> **Excerpted records**
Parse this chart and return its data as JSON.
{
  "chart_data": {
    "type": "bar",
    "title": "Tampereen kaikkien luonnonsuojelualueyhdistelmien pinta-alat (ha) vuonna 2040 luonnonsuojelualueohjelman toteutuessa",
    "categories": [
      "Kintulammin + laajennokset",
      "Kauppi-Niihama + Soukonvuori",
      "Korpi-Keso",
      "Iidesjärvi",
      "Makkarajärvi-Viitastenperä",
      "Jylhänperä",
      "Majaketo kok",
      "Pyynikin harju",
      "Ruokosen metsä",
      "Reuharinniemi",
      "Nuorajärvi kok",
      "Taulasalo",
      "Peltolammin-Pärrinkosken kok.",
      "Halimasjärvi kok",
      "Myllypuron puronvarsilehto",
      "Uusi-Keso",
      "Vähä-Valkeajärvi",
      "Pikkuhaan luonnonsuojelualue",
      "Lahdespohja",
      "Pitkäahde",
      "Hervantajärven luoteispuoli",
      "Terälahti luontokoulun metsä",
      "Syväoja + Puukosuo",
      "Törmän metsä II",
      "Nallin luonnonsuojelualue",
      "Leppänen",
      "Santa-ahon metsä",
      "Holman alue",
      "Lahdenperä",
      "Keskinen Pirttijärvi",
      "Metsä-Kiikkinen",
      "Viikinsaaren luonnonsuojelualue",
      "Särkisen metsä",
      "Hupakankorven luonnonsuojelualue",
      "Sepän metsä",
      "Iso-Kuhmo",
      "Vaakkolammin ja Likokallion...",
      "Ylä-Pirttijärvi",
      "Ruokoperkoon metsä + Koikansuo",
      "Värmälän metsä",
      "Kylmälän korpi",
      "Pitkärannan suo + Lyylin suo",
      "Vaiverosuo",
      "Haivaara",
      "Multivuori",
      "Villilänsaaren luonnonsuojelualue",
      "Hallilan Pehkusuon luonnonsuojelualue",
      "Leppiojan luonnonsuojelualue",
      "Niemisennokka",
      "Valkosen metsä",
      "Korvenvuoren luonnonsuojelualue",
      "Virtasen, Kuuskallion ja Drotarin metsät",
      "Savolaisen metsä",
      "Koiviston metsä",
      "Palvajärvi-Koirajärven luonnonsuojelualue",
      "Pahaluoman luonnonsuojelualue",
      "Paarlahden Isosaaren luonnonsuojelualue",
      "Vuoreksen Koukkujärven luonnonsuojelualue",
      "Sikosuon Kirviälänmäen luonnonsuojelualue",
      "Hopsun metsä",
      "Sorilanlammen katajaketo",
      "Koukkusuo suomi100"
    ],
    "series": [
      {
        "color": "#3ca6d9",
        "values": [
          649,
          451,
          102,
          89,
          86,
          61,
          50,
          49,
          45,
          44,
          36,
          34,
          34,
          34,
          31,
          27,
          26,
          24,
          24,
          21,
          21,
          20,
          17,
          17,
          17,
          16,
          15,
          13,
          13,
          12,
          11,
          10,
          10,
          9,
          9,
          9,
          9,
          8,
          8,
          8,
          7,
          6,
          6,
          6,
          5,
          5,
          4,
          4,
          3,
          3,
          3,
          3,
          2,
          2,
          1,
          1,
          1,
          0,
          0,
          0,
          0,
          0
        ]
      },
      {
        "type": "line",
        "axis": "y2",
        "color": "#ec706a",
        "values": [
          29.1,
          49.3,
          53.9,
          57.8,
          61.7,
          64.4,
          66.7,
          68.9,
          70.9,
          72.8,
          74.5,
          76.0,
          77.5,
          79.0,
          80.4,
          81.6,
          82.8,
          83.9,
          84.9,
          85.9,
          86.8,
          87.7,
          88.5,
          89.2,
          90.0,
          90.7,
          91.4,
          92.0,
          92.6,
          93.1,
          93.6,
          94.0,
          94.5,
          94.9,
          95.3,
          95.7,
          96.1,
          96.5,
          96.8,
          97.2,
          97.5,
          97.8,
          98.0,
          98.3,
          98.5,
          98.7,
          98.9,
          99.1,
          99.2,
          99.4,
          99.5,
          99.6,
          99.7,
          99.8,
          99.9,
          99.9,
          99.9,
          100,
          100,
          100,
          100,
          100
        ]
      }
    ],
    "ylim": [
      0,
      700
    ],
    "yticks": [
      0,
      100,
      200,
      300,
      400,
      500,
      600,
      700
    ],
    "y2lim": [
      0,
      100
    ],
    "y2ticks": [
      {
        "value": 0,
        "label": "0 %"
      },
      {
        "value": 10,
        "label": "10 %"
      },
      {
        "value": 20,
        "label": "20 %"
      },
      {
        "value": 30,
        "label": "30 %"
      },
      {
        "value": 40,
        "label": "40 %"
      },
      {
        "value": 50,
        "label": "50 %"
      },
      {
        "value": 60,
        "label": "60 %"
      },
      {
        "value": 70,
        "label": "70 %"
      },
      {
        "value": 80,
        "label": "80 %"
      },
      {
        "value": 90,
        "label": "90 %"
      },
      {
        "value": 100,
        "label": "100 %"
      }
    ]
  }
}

> **Required task**
What is the number of lines in the data that hold the string "Pirttijärvi"? Answer with the number only.

> **Written response**
2